[Items from a figure collection]
* * * * * * * * *

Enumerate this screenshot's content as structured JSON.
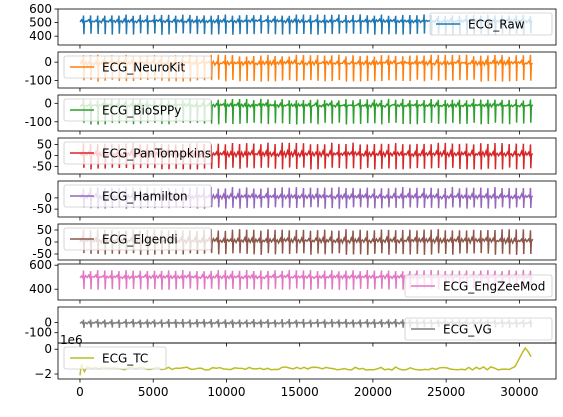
{
  "chart_data": {
    "type": "line",
    "x_ticks": [
      0,
      5000,
      10000,
      15000,
      20000,
      25000,
      30000
    ],
    "x_tick_labels": [
      "0",
      "5000",
      "10000",
      "15000",
      "20000",
      "25000",
      "30000"
    ],
    "xlim": [
      -1500,
      32500
    ],
    "x_range": [
      0,
      31000
    ],
    "x_offset_label": "1e6",
    "panels": [
      {
        "name": "ECG_Raw",
        "color": "#1f77b4",
        "legend_loc": "upper right",
        "ylim": [
          335,
          600
        ],
        "yticks": [
          400,
          500,
          600
        ],
        "ytick_labels": [
          "400",
          "500",
          "600"
        ],
        "baseline": 505,
        "r_peak": 555,
        "trough": 415,
        "beats": 64
      },
      {
        "name": "ECG_NeuroKit",
        "color": "#ff7f0e",
        "legend_loc": "upper left",
        "ylim": [
          -140,
          55
        ],
        "yticks": [
          -100,
          0
        ],
        "ytick_labels": [
          "-100",
          "0"
        ],
        "baseline": -10,
        "r_peak": 35,
        "trough": -100,
        "beats": 64
      },
      {
        "name": "ECG_BioSPPy",
        "color": "#2ca02c",
        "legend_loc": "upper left",
        "ylim": [
          -150,
          45
        ],
        "yticks": [
          -100,
          0
        ],
        "ytick_labels": [
          "-100",
          "0"
        ],
        "baseline": -15,
        "r_peak": 20,
        "trough": -110,
        "beats": 64
      },
      {
        "name": "ECG_PanTompkins",
        "color": "#d62728",
        "legend_loc": "upper left",
        "ylim": [
          -85,
          80
        ],
        "yticks": [
          -50,
          0,
          50
        ],
        "ytick_labels": [
          "-50",
          "0",
          "50"
        ],
        "baseline": 0,
        "r_peak": 55,
        "trough": -60,
        "beats": 64
      },
      {
        "name": "ECG_Hamilton",
        "color": "#9467bd",
        "legend_loc": "upper left",
        "ylim": [
          -85,
          75
        ],
        "yticks": [
          -50,
          0
        ],
        "ytick_labels": [
          "-50",
          "0"
        ],
        "baseline": 0,
        "r_peak": 45,
        "trough": -45,
        "beats": 64
      },
      {
        "name": "ECG_Elgendi",
        "color": "#8c564b",
        "legend_loc": "upper left",
        "ylim": [
          -75,
          75
        ],
        "yticks": [
          -50,
          0,
          50
        ],
        "ytick_labels": [
          "-50",
          "0",
          "50"
        ],
        "baseline": 0,
        "r_peak": 50,
        "trough": -50,
        "beats": 64
      },
      {
        "name": "ECG_EngZeeMod",
        "color": "#e377c2",
        "legend_loc": "lower right",
        "ylim": [
          310,
          610
        ],
        "yticks": [
          400,
          600
        ],
        "ytick_labels": [
          "400",
          "600"
        ],
        "baseline": 495,
        "r_peak": 555,
        "trough": 400,
        "beats": 64
      },
      {
        "name": "ECG_VG",
        "color": "#7f7f7f",
        "legend_loc": "lower right",
        "ylim": [
          -200,
          150
        ],
        "yticks": [
          -100,
          0
        ],
        "ytick_labels": [
          "-100",
          "0"
        ],
        "baseline": -10,
        "r_peak": 30,
        "trough": -50,
        "beats": 64
      },
      {
        "name": "ECG_TC",
        "color": "#bcbd22",
        "legend_loc": "upper left",
        "ylim": [
          -2.4,
          0.5
        ],
        "yticks": [
          -2,
          0
        ],
        "ytick_labels": [
          "−2",
          "0"
        ],
        "baseline": -1.55,
        "r_peak": -1.45,
        "trough": -1.65,
        "beats": 64
      }
    ]
  }
}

* * * * * * * * *

**WORK TO DO:** Transcribe every entry above exactly. Omit all pictures.

**TASK RESPONSE:**
Enumerate this screenshot's content as structured JSON.
{
  "chart_data": {
    "type": "line",
    "x_ticks": [
      0,
      5000,
      10000,
      15000,
      20000,
      25000,
      30000
    ],
    "x_tick_labels": [
      "0",
      "5000",
      "10000",
      "15000",
      "20000",
      "25000",
      "30000"
    ],
    "xlim": [
      -1500,
      32500
    ],
    "x_range": [
      0,
      31000
    ],
    "x_offset_label": "1e6",
    "panels": [
      {
        "name": "ECG_Raw",
        "color": "#1f77b4",
        "legend_loc": "upper right",
        "ylim": [
          335,
          600
        ],
        "yticks": [
          400,
          500,
          600
        ],
        "ytick_labels": [
          "400",
          "500",
          "600"
        ],
        "baseline": 505,
        "r_peak": 555,
        "trough": 415,
        "beats": 64
      },
      {
        "name": "ECG_NeuroKit",
        "color": "#ff7f0e",
        "legend_loc": "upper left",
        "ylim": [
          -140,
          55
        ],
        "yticks": [
          -100,
          0
        ],
        "ytick_labels": [
          "-100",
          "0"
        ],
        "baseline": -10,
        "r_peak": 35,
        "trough": -100,
        "beats": 64
      },
      {
        "name": "ECG_BioSPPy",
        "color": "#2ca02c",
        "legend_loc": "upper left",
        "ylim": [
          -150,
          45
        ],
        "yticks": [
          -100,
          0
        ],
        "ytick_labels": [
          "-100",
          "0"
        ],
        "baseline": -15,
        "r_peak": 20,
        "trough": -110,
        "beats": 64
      },
      {
        "name": "ECG_PanTompkins",
        "color": "#d62728",
        "legend_loc": "upper left",
        "ylim": [
          -85,
          80
        ],
        "yticks": [
          -50,
          0,
          50
        ],
        "ytick_labels": [
          "-50",
          "0",
          "50"
        ],
        "baseline": 0,
        "r_peak": 55,
        "trough": -60,
        "beats": 64
      },
      {
        "name": "ECG_Hamilton",
        "color": "#9467bd",
        "legend_loc": "upper left",
        "ylim": [
          -85,
          75
        ],
        "yticks": [
          -50,
          0
        ],
        "ytick_labels": [
          "-50",
          "0"
        ],
        "baseline": 0,
        "r_peak": 45,
        "trough": -45,
        "beats": 64
      },
      {
        "name": "ECG_Elgendi",
        "color": "#8c564b",
        "legend_loc": "upper left",
        "ylim": [
          -75,
          75
        ],
        "yticks": [
          -50,
          0,
          50
        ],
        "ytick_labels": [
          "-50",
          "0",
          "50"
        ],
        "baseline": 0,
        "r_peak": 50,
        "trough": -50,
        "beats": 64
      },
      {
        "name": "ECG_EngZeeMod",
        "color": "#e377c2",
        "legend_loc": "lower right",
        "ylim": [
          310,
          610
        ],
        "yticks": [
          400,
          600
        ],
        "ytick_labels": [
          "400",
          "600"
        ],
        "baseline": 495,
        "r_peak": 555,
        "trough": 400,
        "beats": 64
      },
      {
        "name": "ECG_VG",
        "color": "#7f7f7f",
        "legend_loc": "lower right",
        "ylim": [
          -200,
          150
        ],
        "yticks": [
          -100,
          0
        ],
        "ytick_labels": [
          "-100",
          "0"
        ],
        "baseline": -10,
        "r_peak": 30,
        "trough": -50,
        "beats": 64
      },
      {
        "name": "ECG_TC",
        "color": "#bcbd22",
        "legend_loc": "upper left",
        "ylim": [
          -2.4,
          0.5
        ],
        "yticks": [
          -2,
          0
        ],
        "ytick_labels": [
          "−2",
          "0"
        ],
        "baseline": -1.55,
        "r_peak": -1.45,
        "trough": -1.65,
        "beats": 64
      }
    ]
  }
}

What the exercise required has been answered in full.